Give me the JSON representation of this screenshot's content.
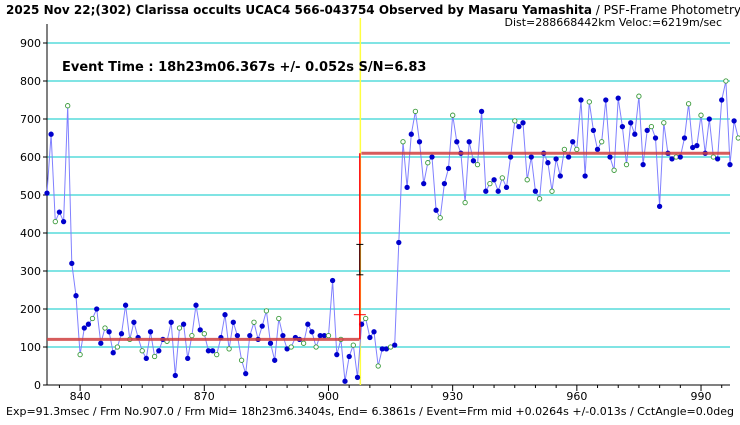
{
  "header": {
    "title_main": "2025 Nov 22;(302) Clarissa occults UCAC4 566-043754 Observed by Masaru Yamashita",
    "title_method": " / PSF-Frame Photometry /",
    "title_line2": "Dist=288668442km Veloc:=6219m/sec"
  },
  "event_label": "Event Time : 18h23m06.367s  +/- 0.052s  S/N=6.83",
  "footer": "Exp=91.3msec / Frm No.907.0 / Frm Mid= 18h23m6.3404s,  End= 6.3861s / Event=Frm mid +0.0264s +/-0.013s / CctAngle=0.0deg",
  "chart_data": {
    "type": "line",
    "xlim": [
      832,
      997
    ],
    "ylim": [
      0,
      950
    ],
    "xticks": [
      840,
      870,
      900,
      930,
      960,
      990
    ],
    "yticks": [
      0,
      100,
      200,
      300,
      400,
      500,
      600,
      700,
      800,
      900
    ],
    "grid": true,
    "colors": {
      "grid": "#00c8c8",
      "line": "#8080ff",
      "point": "#0000cc",
      "model": "#d04040",
      "event_line": "#ffff40",
      "event_step": "#ff0000",
      "error_bar": "#000000"
    },
    "event_x": 907.7,
    "model": {
      "baseline": 120,
      "top": 610
    },
    "series_x_start": 832,
    "y": [
      505,
      660,
      430,
      455,
      430,
      735,
      320,
      235,
      80,
      150,
      160,
      175,
      200,
      110,
      150,
      140,
      85,
      100,
      135,
      210,
      120,
      165,
      125,
      90,
      70,
      140,
      75,
      90,
      120,
      115,
      165,
      25,
      150,
      160,
      70,
      130,
      210,
      145,
      135,
      90,
      90,
      80,
      125,
      185,
      95,
      165,
      130,
      65,
      30,
      130,
      165,
      120,
      155,
      195,
      110,
      65,
      175,
      130,
      95,
      100,
      125,
      120,
      110,
      160,
      140,
      100,
      130,
      130,
      130,
      275,
      80,
      120,
      10,
      75,
      105,
      20,
      160,
      175,
      125,
      140,
      50,
      95,
      95,
      100,
      105,
      375,
      640,
      520,
      660,
      720,
      640,
      530,
      585,
      600,
      460,
      440,
      530,
      570,
      710,
      640,
      610,
      480,
      640,
      590,
      580,
      720,
      510,
      530,
      540,
      510,
      545,
      520,
      600,
      695,
      680,
      690,
      540,
      600,
      510,
      490,
      610,
      585,
      510,
      595,
      550,
      620,
      600,
      640,
      620,
      750,
      550,
      745,
      670,
      620,
      640,
      750,
      600,
      565,
      755,
      680,
      580,
      690,
      660,
      760,
      580,
      670,
      680,
      650,
      470,
      690,
      610,
      595,
      600,
      600,
      650,
      740,
      625,
      630,
      710,
      610,
      700,
      600,
      595,
      750,
      800,
      580,
      695,
      650
    ]
  }
}
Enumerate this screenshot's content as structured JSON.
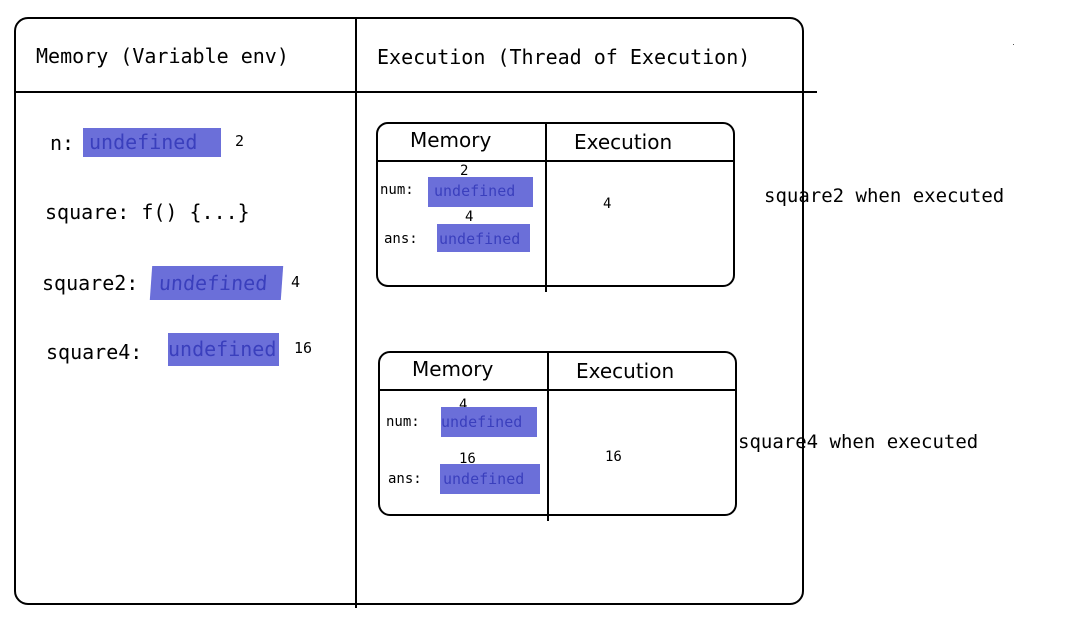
{
  "main": {
    "memory_header": "Memory (Variable env)",
    "execution_header": "Execution (Thread of Execution)"
  },
  "global_memory": [
    {
      "name": "n:",
      "value": "undefined",
      "result": "2"
    },
    {
      "name": "square: f() {...}"
    },
    {
      "name": "square2:",
      "value": "undefined",
      "result": "4"
    },
    {
      "name": "square4:",
      "value": "undefined",
      "result": "16"
    }
  ],
  "context_square2": {
    "memory_header": "Memory",
    "execution_header": "Execution",
    "num_label": "num:",
    "num_value": "undefined",
    "num_result": "2",
    "ans_label": "ans:",
    "ans_value": "undefined",
    "ans_result": "4",
    "execution_value": "4",
    "caption": "square2 when executed"
  },
  "context_square4": {
    "memory_header": "Memory",
    "execution_header": "Execution",
    "num_label": "num:",
    "num_value": "undefined",
    "num_result": "4",
    "ans_label": "ans:",
    "ans_value": "undefined",
    "ans_result": "16",
    "execution_value": "16",
    "caption": "square4 when executed"
  },
  "colors": {
    "highlight": "#6b6fd9",
    "highlight_text": "#3a3fbd",
    "stroke": "#000000"
  }
}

--------------------------------------------------

### To be done
Only the lines from the one that holds "Enumerate this screenshot's" through the end of the records above should be printed again, exactly as they are. Leave out the pictures.

### Response to this task
Enumerate this screenshot's content as structured JSON.
{
  "main": {
    "memory_header": "Memory (Variable env)",
    "execution_header": "Execution (Thread of Execution)"
  },
  "global_memory": [
    {
      "name": "n:",
      "value": "undefined",
      "result": "2"
    },
    {
      "name": "square: f() {...}"
    },
    {
      "name": "square2:",
      "value": "undefined",
      "result": "4"
    },
    {
      "name": "square4:",
      "value": "undefined",
      "result": "16"
    }
  ],
  "context_square2": {
    "memory_header": "Memory",
    "execution_header": "Execution",
    "num_label": "num:",
    "num_value": "undefined",
    "num_result": "2",
    "ans_label": "ans:",
    "ans_value": "undefined",
    "ans_result": "4",
    "execution_value": "4",
    "caption": "square2 when executed"
  },
  "context_square4": {
    "memory_header": "Memory",
    "execution_header": "Execution",
    "num_label": "num:",
    "num_value": "undefined",
    "num_result": "4",
    "ans_label": "ans:",
    "ans_value": "undefined",
    "ans_result": "16",
    "execution_value": "16",
    "caption": "square4 when executed"
  },
  "colors": {
    "highlight": "#6b6fd9",
    "highlight_text": "#3a3fbd",
    "stroke": "#000000"
  }
}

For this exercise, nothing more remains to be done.